**Data to process**
-*-*-

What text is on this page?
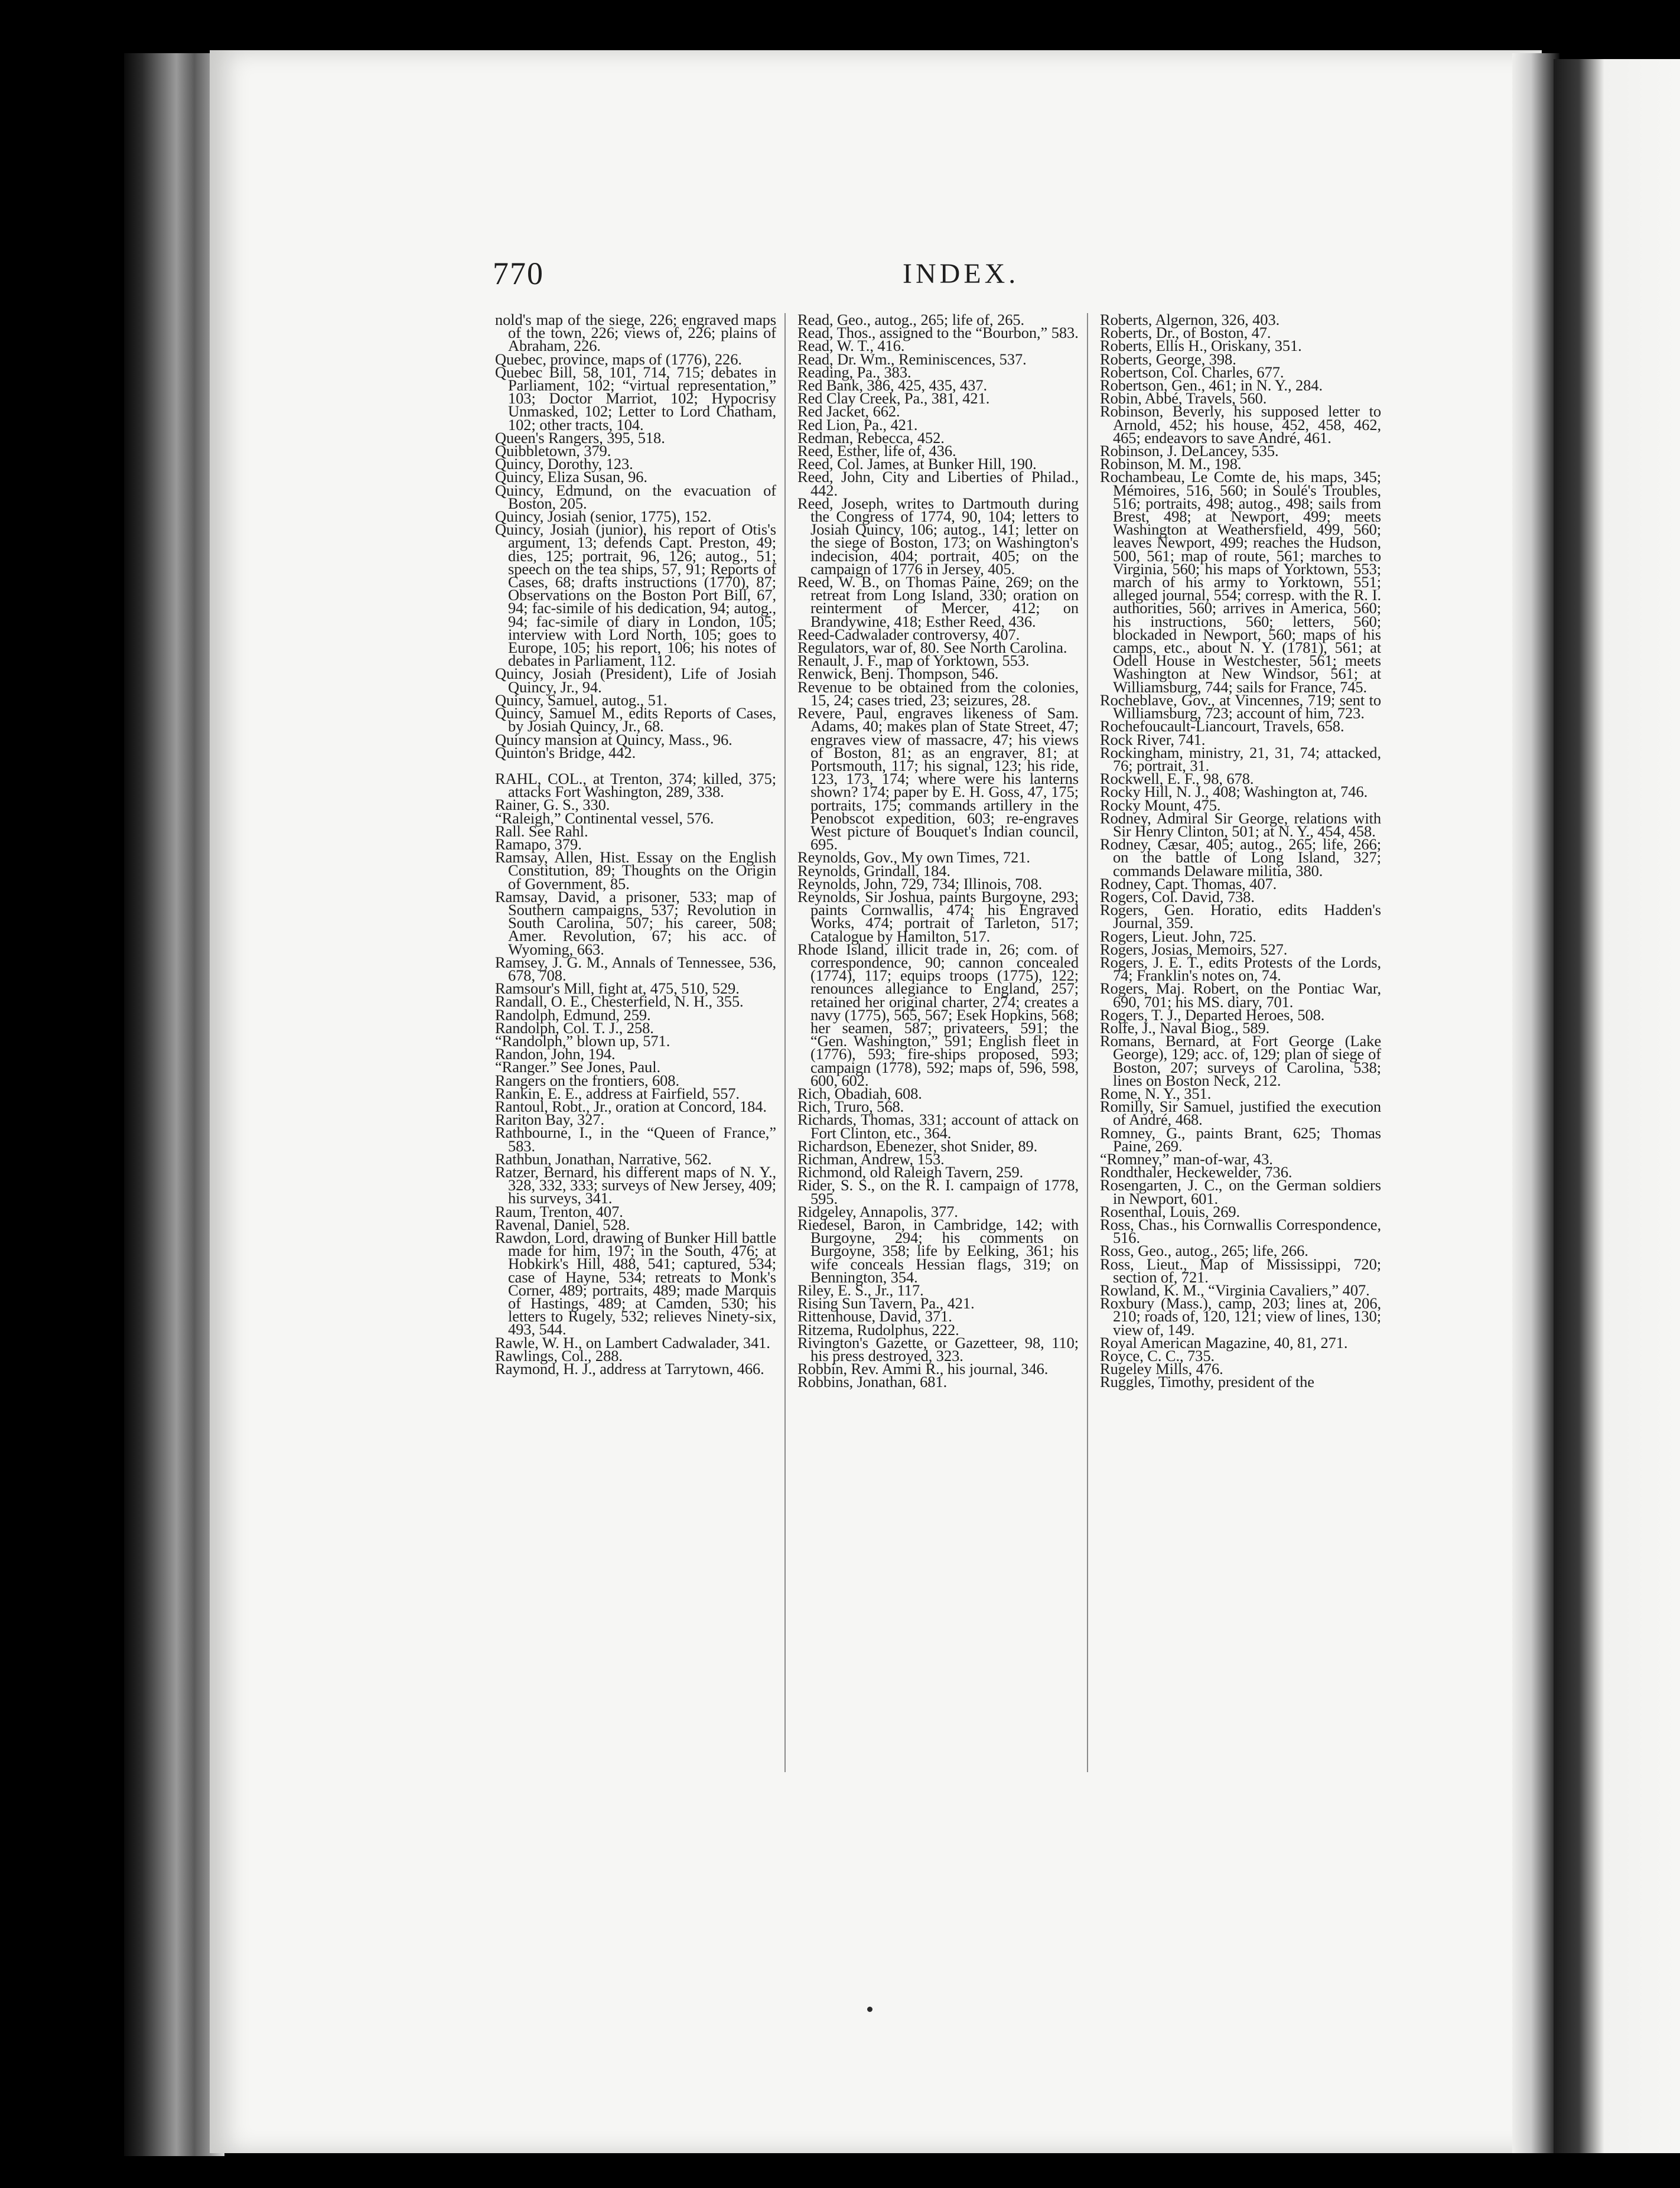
770	INDEX.

nold's map of the siege, 226; engraved maps of the town, 226; views of, 226; plains of Abraham, 226.

Quebec, province, maps of (1776), 226.

Quebec Bill, 58, 101, 714, 715; debates in Parliament, 102; “virtual representation,” 103; Doctor Marriot, 102; Hypocrisy Unmasked, 102; Letter to Lord Chatham, 102; other tracts, 104.

Queen's Rangers, 395, 518.

Quibbletown, 379.

Quincy, Dorothy, 123.

Quincy, Eliza Susan, 96.

Quincy, Edmund, on the evacuation of Boston, 205.

Quincy, Josiah (senior, 1775), 152.

Quincy, Josiah (junior), his report of Otis's argument, 13; defends Capt. Preston, 49; dies, 125; portrait, 96, 126; autog., 51; speech on the tea ships, 57, 91; Reports of Cases, 68; drafts instructions (1770), 87; Observations on the Boston Port Bill, 67, 94; fac-simile of his dedication, 94; autog., 94; fac-simile of diary in London, 105; interview with Lord North, 105; goes to Europe, 105; his report, 106; his notes of debates in Parliament, 112.

Quincy, Josiah (President), Life of Josiah Quincy, Jr., 94.

Quincy, Samuel, autog., 51.

Quincy, Samuel M., edits Reports of Cases, by Josiah Quincy, Jr., 68.

Quincy mansion at Quincy, Mass., 96.

Quinton's Bridge, 442.

RAHL, COL., at Trenton, 374; killed, 375; attacks Fort Washington, 289, 338.

Rainer, G. S., 330.

“Raleigh,” Continental vessel, 576.

Rall. See Rahl.

Ramapo, 379.

Ramsay, Allen, Hist. Essay on the English Constitution, 89; Thoughts on the Origin of Government, 85.

Ramsay, David, a prisoner, 533; map of Southern campaigns, 537; Revolution in South Carolina, 507; his career, 508; Amer. Revolution, 67; his acc. of Wyoming, 663.

Ramsey, J. G. M., Annals of Tennessee, 536, 678, 708.

Ramsour's Mill, fight at, 475, 510, 529.

Randall, O. E., Chesterfield, N. H., 355.

Randolph, Edmund, 259.

Randolph, Col. T. J., 258.

“Randolph,” blown up, 571.

Randon, John, 194.

“Ranger.” See Jones, Paul.

Rangers on the frontiers, 608.

Rankin, E. E., address at Fairfield, 557.

Rantoul, Robt., Jr., oration at Concord, 184.

Rariton Bay, 327.

Rathbourne, I., in the “Queen of France,” 583.

Rathbun, Jonathan, Narrative, 562.

Ratzer, Bernard, his different maps of N. Y., 328, 332, 333; surveys of New Jersey, 409; his surveys, 341.

Raum, Trenton, 407.

Ravenal, Daniel, 528.

Rawdon, Lord, drawing of Bunker Hill battle made for him, 197; in the South, 476; at Hobkirk's Hill, 488, 541; captured, 534; case of Hayne, 534; retreats to Monk's Corner, 489; portraits, 489; made Marquis of Hastings, 489; at Camden, 530; his letters to Rugely, 532; relieves Ninety-six, 493, 544.

Rawle, W. H., on Lambert Cadwalader, 341.

Rawlings, Col., 288.

Raymond, H. J., address at Tarrytown, 466.

Read, Geo., autog., 265; life of, 265.

Read, Thos., assigned to the “Bourbon,” 583.

Read, W. T., 416.

Read, Dr. Wm., Reminiscences, 537.

Reading, Pa., 383.

Red Bank, 386, 425, 435, 437.

Red Clay Creek, Pa., 381, 421.

Red Jacket, 662.

Red Lion, Pa., 421.

Redman, Rebecca, 452.

Reed, Esther, life of, 436.

Reed, Col. James, at Bunker Hill, 190.

Reed, John, City and Liberties of Philad., 442.

Reed, Joseph, writes to Dartmouth during the Congress of 1774, 90, 104; letters to Josiah Quincy, 106; autog., 141; letter on the siege of Boston, 173; on Washington's indecision, 404; portrait, 405; on the campaign of 1776 in Jersey, 405.

Reed, W. B., on Thomas Paine, 269; on the retreat from Long Island, 330; oration on reinterment of Mercer, 412; on Brandywine, 418; Esther Reed, 436.

Reed-Cadwalader controversy, 407.

Regulators, war of, 80. See North Carolina.

Renault, J. F., map of Yorktown, 553.

Renwick, Benj. Thompson, 546.

Revenue to be obtained from the colonies, 15, 24; cases tried, 23; seizures, 28.

Revere, Paul, engraves likeness of Sam. Adams, 40; makes plan of State Street, 47; engraves view of massacre, 47; his views of Boston, 81; as an engraver, 81; at Portsmouth, 117; his signal, 123; his ride, 123, 173, 174; where were his lanterns shown? 174; paper by E. H. Goss, 47, 175; portraits, 175; commands artillery in the Penobscot expedition, 603; re-engraves West picture of Bouquet's Indian council, 695.

Reynolds, Gov., My own Times, 721.

Reynolds, Grindall, 184.

Reynolds, John, 729, 734; Illinois, 708.

Reynolds, Sir Joshua, paints Burgoyne, 293; paints Cornwallis, 474; his Engraved Works, 474; portrait of Tarleton, 517; Catalogue by Hamilton, 517.

Rhode Island, illicit trade in, 26; com. of correspondence, 90; cannon concealed (1774), 117; equips troops (1775), 122; renounces allegiance to England, 257; retained her original charter, 274; creates a navy (1775), 565, 567; Esek Hopkins, 568; her seamen, 587; privateers, 591; the “Gen. Washington,” 591; English fleet in (1776), 593; fire-ships proposed, 593; campaign (1778), 592; maps of, 596, 598, 600, 602.

Rich, Obadiah, 608.

Rich, Truro, 568.

Richards, Thomas, 331; account of attack on Fort Clinton, etc., 364.

Richardson, Ebenezer, shot Snider, 89.

Richman, Andrew, 153.

Richmond, old Raleigh Tavern, 259.

Rider, S. S., on the R. I. campaign of 1778, 595.

Ridgeley, Annapolis, 377.

Riedesel, Baron, in Cambridge, 142; with Burgoyne, 294; his comments on Burgoyne, 358; life by Eelking, 361; his wife conceals Hessian flags, 319; on Bennington, 354.

Riley, E. S., Jr., 117.

Rising Sun Tavern, Pa., 421.

Rittenhouse, David, 371.

Ritzema, Rudolphus, 222.

Rivington's Gazette, or Gazetteer, 98, 110; his press destroyed, 323.

Robbin, Rev. Ammi R., his journal, 346.

Robbins, Jonathan, 681.

Roberts, Algernon, 326, 403.

Roberts, Dr., of Boston, 47.

Roberts, Ellis H., Oriskany, 351.

Roberts, George, 398.

Robertson, Col. Charles, 677.

Robertson, Gen., 461; in N. Y., 284.

Robin, Abbé, Travels, 560.

Robinson, Beverly, his supposed letter to Arnold, 452; his house, 452, 458, 462, 465; endeavors to save André, 461.

Robinson, J. DeLancey, 535.

Robinson, M. M., 198.

Rochambeau, Le Comte de, his maps, 345; Mémoires, 516, 560; in Soulé's Troubles, 516; portraits, 498; autog., 498; sails from Brest, 498; at Newport, 499; meets Washington at Weathersfield, 499, 560; leaves Newport, 499; reaches the Hudson, 500, 561; map of route, 561; marches to Virginia, 560; his maps of Yorktown, 553; march of his army to Yorktown, 551; alleged journal, 554; corresp. with the R. I. authorities, 560; arrives in America, 560; his instructions, 560; letters, 560; blockaded in Newport, 560; maps of his camps, etc., about N. Y. (1781), 561; at Odell House in Westchester, 561; meets Washington at New Windsor, 561; at Williamsburg, 744; sails for France, 745.

Rocheblave, Gov., at Vincennes, 719; sent to Williamsburg, 723; account of him, 723.

Rochefoucault-Liancourt, Travels, 658.

Rock River, 741.

Rockingham, ministry, 21, 31, 74; attacked, 76; portrait, 31.

Rockwell, E. F., 98, 678.

Rocky Hill, N. J., 408; Washington at, 746.

Rocky Mount, 475.

Rodney, Admiral Sir George, relations with Sir Henry Clinton, 501; at N. Y., 454, 458.

Rodney, Cæsar, 405; autog., 265; life, 266; on the battle of Long Island, 327; commands Delaware militia, 380.

Rodney, Capt. Thomas, 407.

Rogers, Col. David, 738.

Rogers, Gen. Horatio, edits Hadden's Journal, 359.

Rogers, Lieut. John, 725.

Rogers, Josias, Memoirs, 527.

Rogers, J. E. T., edits Protests of the Lords, 74; Franklin's notes on, 74.

Rogers, Maj. Robert, on the Pontiac War, 690, 701; his MS. diary, 701.

Rogers, T. J., Departed Heroes, 508.

Rolfe, J., Naval Biog., 589.

Romans, Bernard, at Fort George (Lake George), 129; acc. of, 129; plan of siege of Boston, 207; surveys of Carolina, 538; lines on Boston Neck, 212.

Rome, N. Y., 351.

Romilly, Sir Samuel, justified the execution of André, 468.

Romney, G., paints Brant, 625; Thomas Paine, 269.

“Romney,” man-of-war, 43.

Rondthaler, Heckewelder, 736.

Rosengarten, J. C., on the German soldiers in Newport, 601.

Rosenthal, Louis, 269.

Ross, Chas., his Cornwallis Correspondence, 516.

Ross, Geo., autog., 265; life, 266.

Ross, Lieut., Map of Mississippi, 720; section of, 721.

Rowland, K. M., “Virginia Cavaliers,” 407.

Roxbury (Mass.), camp, 203; lines at, 206, 210; roads of, 120, 121; view of lines, 130; view of, 149.

Royal American Magazine, 40, 81, 271.

Royce, C. C., 735.

Rugeley Mills, 476.

Ruggles, Timothy, president of the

-*-*-

**Your goal**
Using the material above, copy every line in which the string "notes" occurs.

**Written solution**
Quincy, Josiah (junior), his report of Otis's argument, 13; defends Capt. Preston, 49; dies, 125; portrait, 96, 126; autog., 51; speech on the tea ships, 57, 91; Reports of Cases, 68; drafts instructions (1770), 87; Observations on the Boston Port Bill, 67, 94; fac-simile of his dedication, 94; autog., 94; fac-simile of diary in London, 105; interview with Lord North, 105; goes to Europe, 105; his report, 106; his notes of debates in Parliament, 112.
Rogers, J. E. T., edits Protests of the Lords, 74; Franklin's notes on, 74.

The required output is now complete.